Short problem —
From the data that follows, report how many lines hold the string "JSON", giving only the number.

Given records —
···
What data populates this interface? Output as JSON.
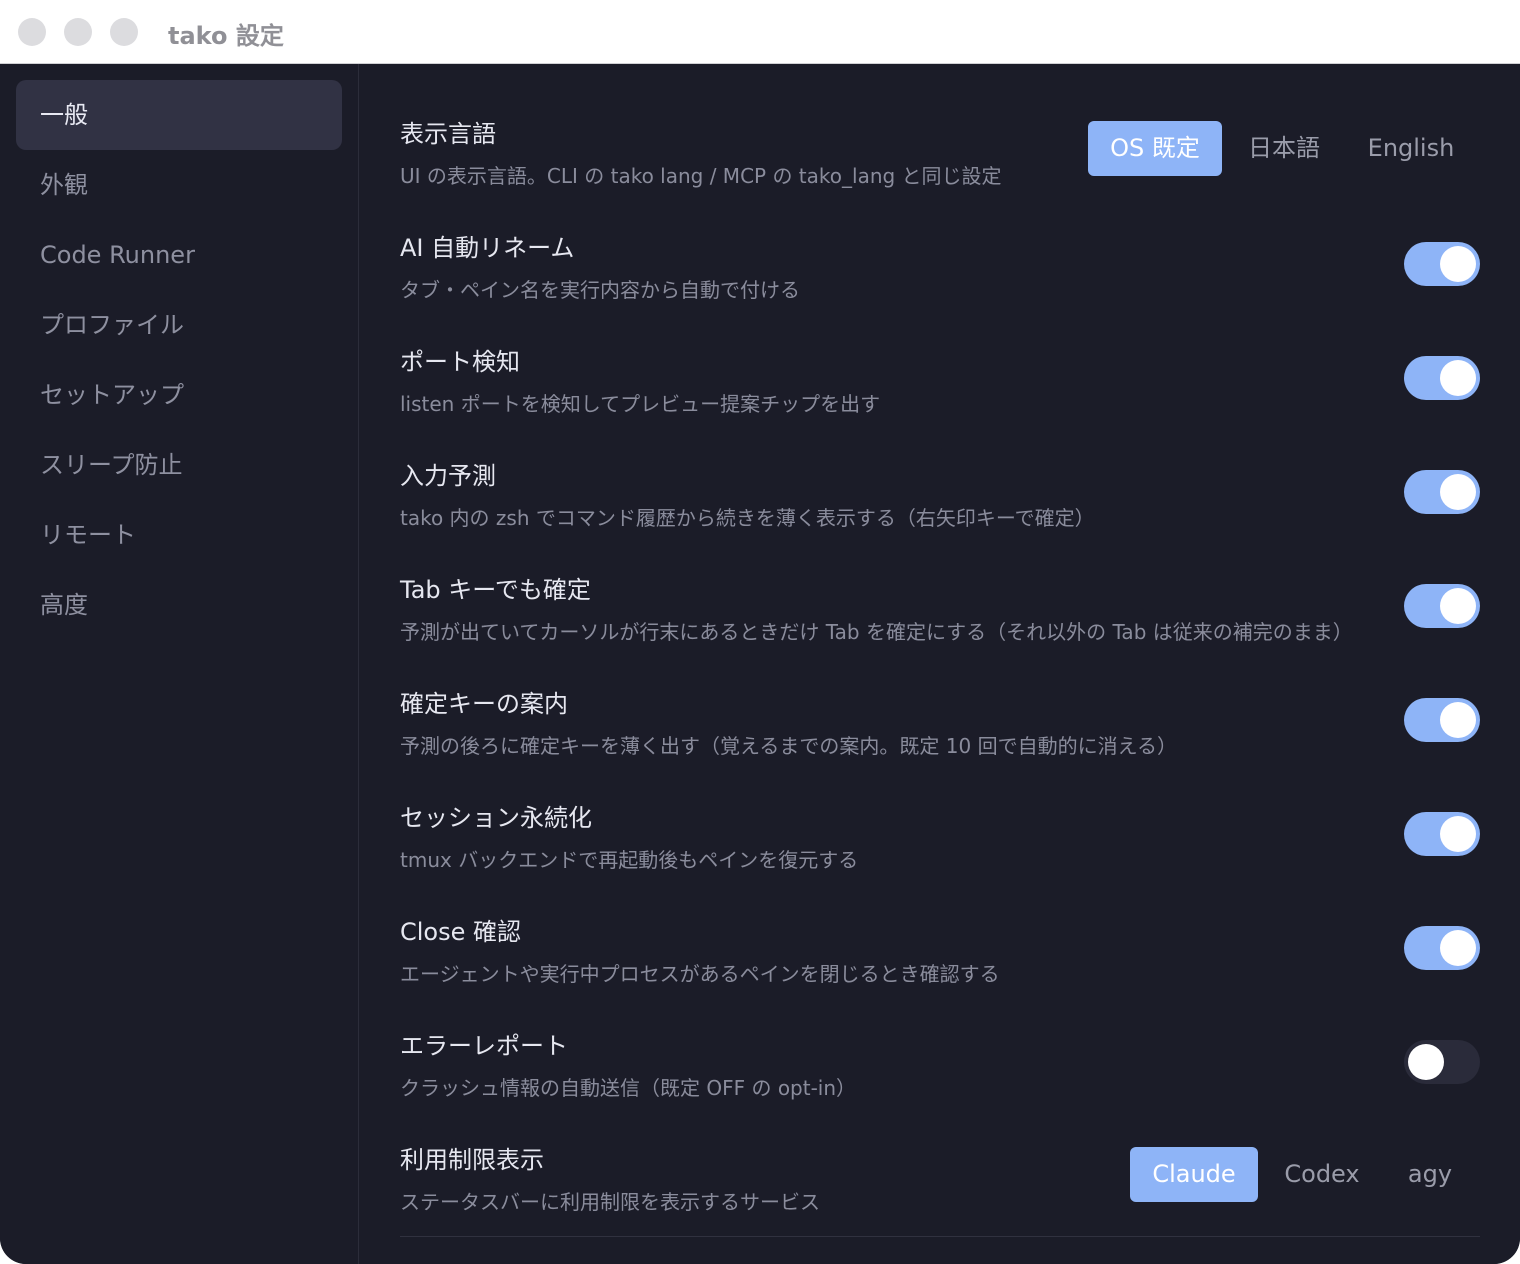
{
  "window": {
    "title": "tako 設定"
  },
  "colors": {
    "accent": "#8eb4f7",
    "background": "#1b1c28",
    "sidebar_active": "#313244"
  },
  "sidebar": {
    "items": [
      {
        "label": "一般",
        "active": true
      },
      {
        "label": "外観"
      },
      {
        "label": "Code Runner"
      },
      {
        "label": "プロファイル"
      },
      {
        "label": "セットアップ"
      },
      {
        "label": "スリープ防止"
      },
      {
        "label": "リモート"
      },
      {
        "label": "高度"
      }
    ]
  },
  "settings": {
    "language": {
      "title": "表示言語",
      "description": "UI の表示言語。CLI の tako lang / MCP の tako_lang と同じ設定",
      "options": [
        "OS 既定",
        "日本語",
        "English"
      ],
      "selected": "OS 既定"
    },
    "toggles": [
      {
        "title": "AI 自動リネーム",
        "description": "タブ・ペイン名を実行内容から自動で付ける",
        "enabled": true
      },
      {
        "title": "ポート検知",
        "description": "listen ポートを検知してプレビュー提案チップを出す",
        "enabled": true
      },
      {
        "title": "入力予測",
        "description": "tako 内の zsh でコマンド履歴から続きを薄く表示する（右矢印キーで確定）",
        "enabled": true
      },
      {
        "title": "Tab キーでも確定",
        "description": "予測が出ていてカーソルが行末にあるときだけ Tab を確定にする（それ以外の Tab は従来の補完のまま）",
        "enabled": true
      },
      {
        "title": "確定キーの案内",
        "description": "予測の後ろに確定キーを薄く出す（覚えるまでの案内。既定 10 回で自動的に消える）",
        "enabled": true
      },
      {
        "title": "セッション永続化",
        "description": "tmux バックエンドで再起動後もペインを復元する",
        "enabled": true
      },
      {
        "title": "Close 確認",
        "description": "エージェントや実行中プロセスがあるペインを閉じるとき確認する",
        "enabled": true
      },
      {
        "title": "エラーレポート",
        "description": "クラッシュ情報の自動送信（既定 OFF の opt-in）",
        "enabled": false
      }
    ],
    "usage": {
      "title": "利用制限表示",
      "description": "ステータスバーに利用制限を表示するサービス",
      "options": [
        "Claude",
        "Codex",
        "agy"
      ],
      "selected": "Claude"
    }
  }
}
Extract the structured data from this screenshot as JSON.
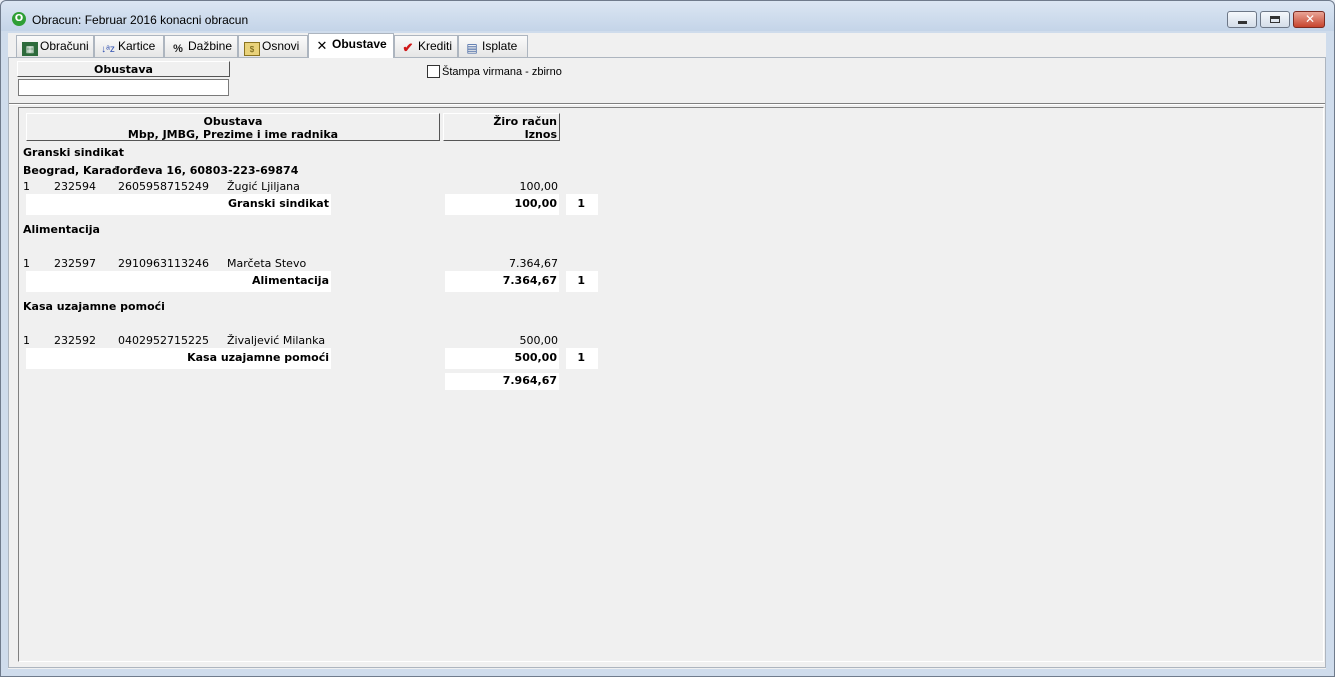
{
  "window": {
    "title": "Obracun: Februar 2016 konacni obracun"
  },
  "tabs": [
    {
      "label": "Obračuni",
      "icon": "calculator-icon"
    },
    {
      "label": "Kartice",
      "icon": "sort-az-icon"
    },
    {
      "label": "Dažbine",
      "icon": "percent-icon"
    },
    {
      "label": "Osnovi",
      "icon": "money-icon"
    },
    {
      "label": "Obustave",
      "icon": "cross-icon"
    },
    {
      "label": "Krediti",
      "icon": "checkmark-icon"
    },
    {
      "label": "Isplate",
      "icon": "documents-icon"
    }
  ],
  "filter": {
    "header": "Obustava",
    "value": ""
  },
  "checkbox": {
    "label": "Štampa virmana - zbirno",
    "checked": false
  },
  "report": {
    "header_col1_line1": "Obustava",
    "header_col1_line2": "Mbp, JMBG, Prezime i ime radnika",
    "header_col2_line1": "Žiro račun",
    "header_col2_line2": "Iznos",
    "groups": [
      {
        "name": "Granski sindikat",
        "address": "Beograd, Karađorđeva 16, 60803-223-69874",
        "rows": [
          {
            "rb": "1",
            "mbp": "232594",
            "jmbg": "2605958715249",
            "name": "Žugić Ljiljana",
            "amount": "100,00"
          }
        ],
        "total_label": "Granski sindikat",
        "total": "100,00",
        "count": "1"
      },
      {
        "name": "Alimentacija",
        "address": "",
        "rows": [
          {
            "rb": "1",
            "mbp": "232597",
            "jmbg": "2910963113246",
            "name": "Marčeta Stevo",
            "amount": "7.364,67"
          }
        ],
        "total_label": "Alimentacija",
        "total": "7.364,67",
        "count": "1"
      },
      {
        "name": "Kasa uzajamne pomoći",
        "address": "",
        "rows": [
          {
            "rb": "1",
            "mbp": "232592",
            "jmbg": "0402952715225",
            "name": "Živaljević Milanka",
            "amount": "500,00"
          }
        ],
        "total_label": "Kasa uzajamne pomoći",
        "total": "500,00",
        "count": "1"
      }
    ],
    "grand_total": "7.964,67"
  }
}
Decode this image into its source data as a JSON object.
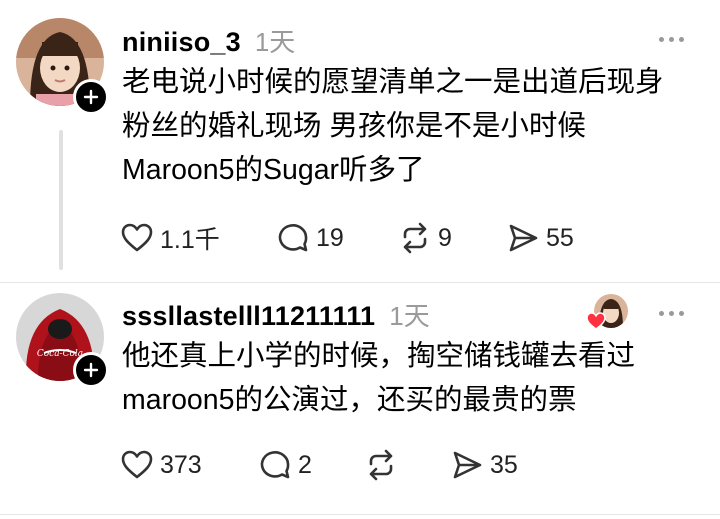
{
  "posts": [
    {
      "username": "niniiso_3",
      "time": "1天",
      "text": "老电说小时候的愿望清单之一是出道后现身\n粉丝的婚礼现场 男孩你是不是小时候\nMaroon5的Sugar听多了",
      "likes": "1.1千",
      "replies": "19",
      "reposts": "9",
      "shares": "55"
    },
    {
      "username": "sssllastelll11211111",
      "time": "1天",
      "text": "他还真上小学的时候，掏空储钱罐去看过\nmaroon5的公演过，还买的最贵的票",
      "likes": "373",
      "replies": "2",
      "reposts": "",
      "shares": "35"
    }
  ],
  "icons": {
    "like": "heart-icon",
    "reply": "comment-bubble-icon",
    "repost": "repost-arrows-icon",
    "share": "send-paper-plane-icon",
    "more": "more-dots-icon",
    "follow": "plus-icon"
  },
  "colors": {
    "time": "#9a9a9a",
    "liked_heart": "#ff3040",
    "follow_button": "#000000"
  }
}
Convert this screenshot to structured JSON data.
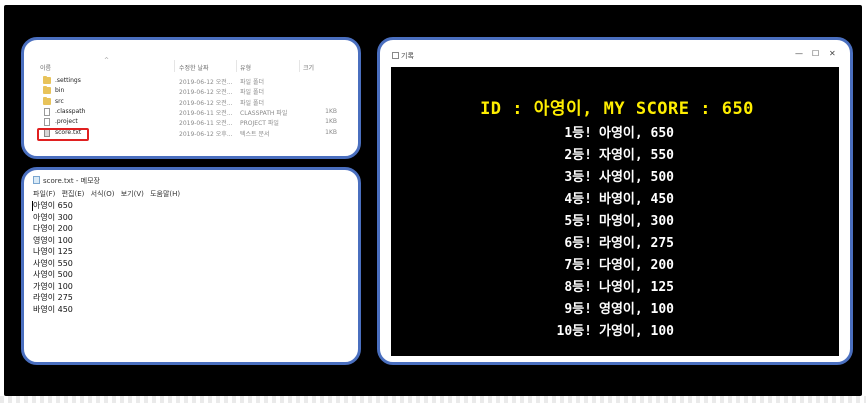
{
  "explorer": {
    "columns": {
      "name": "이름",
      "date": "수정한 날짜",
      "type": "유형",
      "size": "크기"
    },
    "files": [
      {
        "icon": "folder-icon",
        "name": ".settings",
        "date": "2019-06-12 오전...",
        "type": "파일 폴더",
        "size": ""
      },
      {
        "icon": "folder-icon",
        "name": "bin",
        "date": "2019-06-12 오전...",
        "type": "파일 폴더",
        "size": ""
      },
      {
        "icon": "folder-icon",
        "name": "src",
        "date": "2019-06-12 오전...",
        "type": "파일 폴더",
        "size": ""
      },
      {
        "icon": "file-icon",
        "name": ".classpath",
        "date": "2019-06-11 오전...",
        "type": "CLASSPATH 파일",
        "size": "1KB"
      },
      {
        "icon": "file-icon",
        "name": ".project",
        "date": "2019-06-11 오전...",
        "type": "PROJECT 파일",
        "size": "1KB"
      },
      {
        "icon": "text-file-icon",
        "name": "score.txt",
        "date": "2019-06-12 오후...",
        "type": "텍스트 문서",
        "size": "1KB"
      }
    ]
  },
  "notepad": {
    "title": "score.txt - 메모장",
    "menu": [
      "파일(F)",
      "편집(E)",
      "서식(O)",
      "보기(V)",
      "도움말(H)"
    ],
    "lines": [
      "아영이 650",
      "아영이 300",
      "다영이 200",
      "영영이 100",
      "나영이 125",
      "사영이 550",
      "사영이 500",
      "가영이 100",
      "라영이 275",
      "바영이 450"
    ]
  },
  "game_window": {
    "title": "기록",
    "controls": {
      "minimize": "—",
      "maximize": "☐",
      "close": "✕"
    },
    "header": "ID : 아영이, MY SCORE : 650",
    "rankings": [
      {
        "rank": "1등!",
        "entry": "아영이, 650"
      },
      {
        "rank": "2등!",
        "entry": "자영이, 550"
      },
      {
        "rank": "3등!",
        "entry": "사영이, 500"
      },
      {
        "rank": "4등!",
        "entry": "바영이, 450"
      },
      {
        "rank": "5등!",
        "entry": "마영이, 300"
      },
      {
        "rank": "6등!",
        "entry": "라영이, 275"
      },
      {
        "rank": "7등!",
        "entry": "다영이, 200"
      },
      {
        "rank": "8등!",
        "entry": "나영이, 125"
      },
      {
        "rank": "9등!",
        "entry": " 영영이, 100"
      },
      {
        "rank": "10등!",
        "entry": " 가영이, 100"
      }
    ]
  },
  "colors": {
    "frame": "#4a6fbf",
    "highlight": "#e02020",
    "score_header": "#ffee00",
    "screen_bg": "#000000"
  }
}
···
Task answer —
4